> MATERIAL SHOWN:

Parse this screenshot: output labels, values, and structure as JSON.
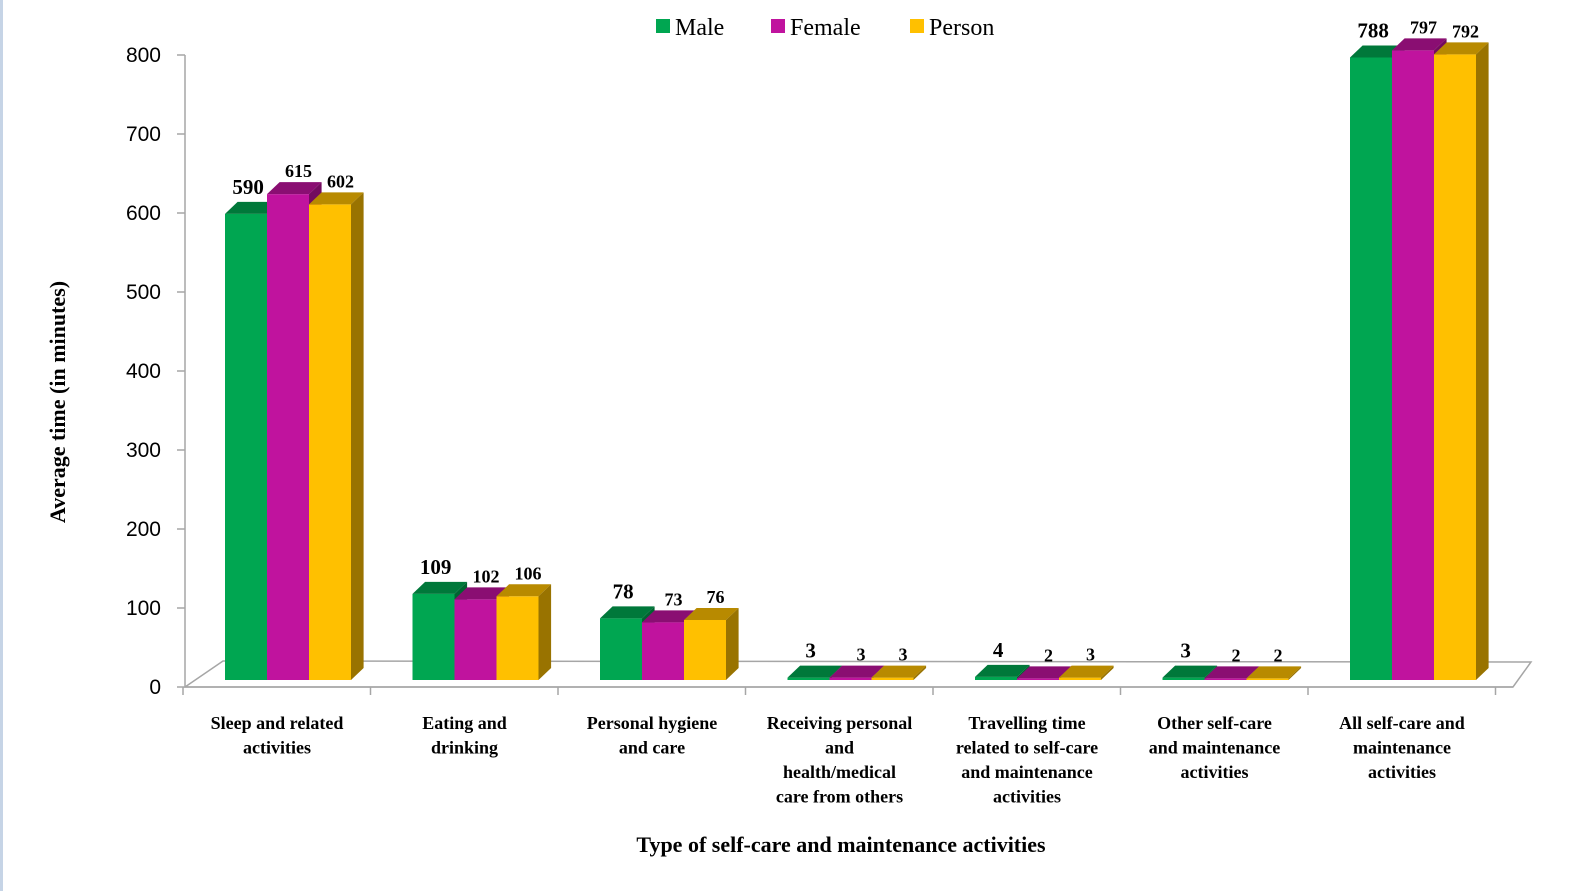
{
  "chart_data": {
    "type": "bar",
    "title": "",
    "xlabel": "Type of self-care and maintenance activities",
    "ylabel": "Average time (in minutes)",
    "ylim": [
      0,
      800
    ],
    "yticks": [
      0,
      100,
      200,
      300,
      400,
      500,
      600,
      700,
      800
    ],
    "legend_position": "top",
    "categories": [
      "Sleep and related activities",
      "Eating and drinking",
      "Personal hygiene and care",
      "Receiving personal and health/medical care from others",
      "Travelling time related to self-care and maintenance activities",
      "Other self-care and maintenance activities",
      "All self-care and maintenance activities"
    ],
    "category_lines": [
      [
        "Sleep and related",
        "activities"
      ],
      [
        "Eating and",
        "drinking"
      ],
      [
        "Personal hygiene",
        "and care"
      ],
      [
        "Receiving personal",
        "and",
        "health/medical",
        "care from others"
      ],
      [
        "Travelling time",
        "related to self-care",
        "and maintenance",
        "activities"
      ],
      [
        "Other self-care",
        "and maintenance",
        "activities"
      ],
      [
        "All self-care and",
        "maintenance",
        "activities"
      ]
    ],
    "series": [
      {
        "name": "Male",
        "color": "#00a651",
        "values": [
          590,
          109,
          78,
          3,
          4,
          3,
          788
        ]
      },
      {
        "name": "Female",
        "color": "#c0139e",
        "values": [
          615,
          102,
          73,
          3,
          2,
          2,
          797
        ]
      },
      {
        "name": "Person",
        "color": "#ffc000",
        "values": [
          602,
          106,
          76,
          3,
          3,
          2,
          792
        ]
      }
    ],
    "grid": false,
    "style": "3d-clustered-column"
  }
}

> WORK REQUIRED: Write out all the entries word for word, but skip any images.

> OUTPUT OF THE TASK:
Parse this screenshot: output labels, values, and structure as JSON.
{
  "chart_data": {
    "type": "bar",
    "title": "",
    "xlabel": "Type of self-care and maintenance activities",
    "ylabel": "Average time (in minutes)",
    "ylim": [
      0,
      800
    ],
    "yticks": [
      0,
      100,
      200,
      300,
      400,
      500,
      600,
      700,
      800
    ],
    "legend_position": "top",
    "categories": [
      "Sleep and related activities",
      "Eating and drinking",
      "Personal hygiene and care",
      "Receiving personal and health/medical care from others",
      "Travelling time related to self-care and maintenance activities",
      "Other self-care and maintenance activities",
      "All self-care and maintenance activities"
    ],
    "category_lines": [
      [
        "Sleep and related",
        "activities"
      ],
      [
        "Eating and",
        "drinking"
      ],
      [
        "Personal hygiene",
        "and care"
      ],
      [
        "Receiving personal",
        "and",
        "health/medical",
        "care from others"
      ],
      [
        "Travelling time",
        "related to self-care",
        "and maintenance",
        "activities"
      ],
      [
        "Other self-care",
        "and maintenance",
        "activities"
      ],
      [
        "All self-care and",
        "maintenance",
        "activities"
      ]
    ],
    "series": [
      {
        "name": "Male",
        "color": "#00a651",
        "values": [
          590,
          109,
          78,
          3,
          4,
          3,
          788
        ]
      },
      {
        "name": "Female",
        "color": "#c0139e",
        "values": [
          615,
          102,
          73,
          3,
          2,
          2,
          797
        ]
      },
      {
        "name": "Person",
        "color": "#ffc000",
        "values": [
          602,
          106,
          76,
          3,
          3,
          2,
          792
        ]
      }
    ],
    "grid": false,
    "style": "3d-clustered-column"
  }
}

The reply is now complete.